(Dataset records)
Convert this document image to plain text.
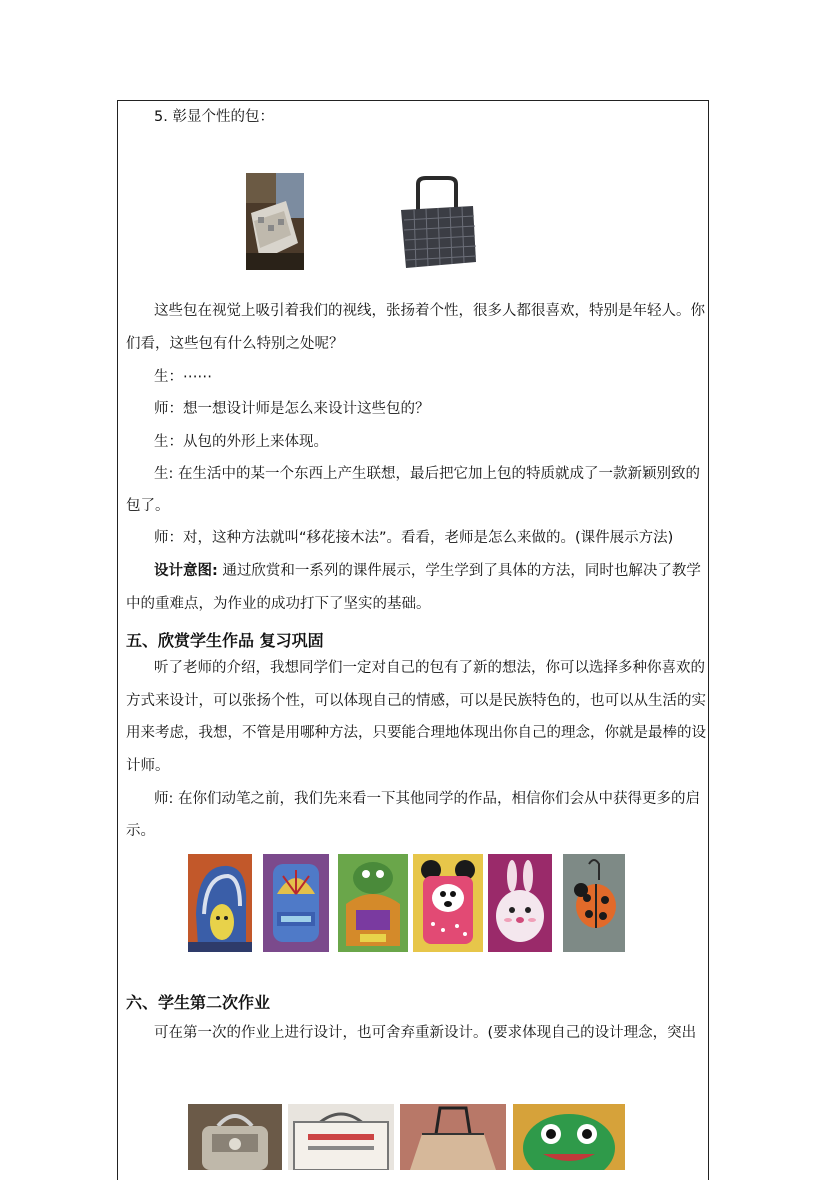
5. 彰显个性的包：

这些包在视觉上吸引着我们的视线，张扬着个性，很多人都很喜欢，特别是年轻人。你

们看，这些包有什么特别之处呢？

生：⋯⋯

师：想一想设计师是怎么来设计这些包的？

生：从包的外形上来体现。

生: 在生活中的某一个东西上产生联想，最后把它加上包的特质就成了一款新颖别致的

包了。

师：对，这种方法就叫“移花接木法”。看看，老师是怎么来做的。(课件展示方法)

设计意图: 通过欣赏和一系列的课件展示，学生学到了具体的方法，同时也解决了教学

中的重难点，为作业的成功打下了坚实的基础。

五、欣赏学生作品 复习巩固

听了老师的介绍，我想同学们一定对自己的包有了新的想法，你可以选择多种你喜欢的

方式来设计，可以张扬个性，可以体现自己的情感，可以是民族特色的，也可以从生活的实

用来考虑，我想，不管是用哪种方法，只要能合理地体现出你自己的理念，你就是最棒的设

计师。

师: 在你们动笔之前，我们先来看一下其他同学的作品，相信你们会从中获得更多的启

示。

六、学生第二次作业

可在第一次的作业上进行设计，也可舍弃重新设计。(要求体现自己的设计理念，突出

- TASK BRIEF
In your copy of the records, include no pictures; repeat everything else exactly.

- TASK ANSWER
Convert this document image to plain text.
5. 彰显个性的包：

这些包在视觉上吸引着我们的视线，张扬着个性，很多人都很喜欢，特别是年轻人。你

们看，这些包有什么特别之处呢？

生：⋯⋯

师：想一想设计师是怎么来设计这些包的？

生：从包的外形上来体现。

生: 在生活中的某一个东西上产生联想，最后把它加上包的特质就成了一款新颖别致的

包了。

师：对，这种方法就叫“移花接木法”。看看，老师是怎么来做的。(课件展示方法)

设计意图: 通过欣赏和一系列的课件展示，学生学到了具体的方法，同时也解决了教学

中的重难点，为作业的成功打下了坚实的基础。

五、欣赏学生作品 复习巩固

听了老师的介绍，我想同学们一定对自己的包有了新的想法，你可以选择多种你喜欢的

方式来设计，可以张扬个性，可以体现自己的情感，可以是民族特色的，也可以从生活的实

用来考虑，我想，不管是用哪种方法，只要能合理地体现出你自己的理念，你就是最棒的设

计师。

师: 在你们动笔之前，我们先来看一下其他同学的作品，相信你们会从中获得更多的启

示。

六、学生第二次作业

可在第一次的作业上进行设计，也可舍弃重新设计。(要求体现自己的设计理念，突出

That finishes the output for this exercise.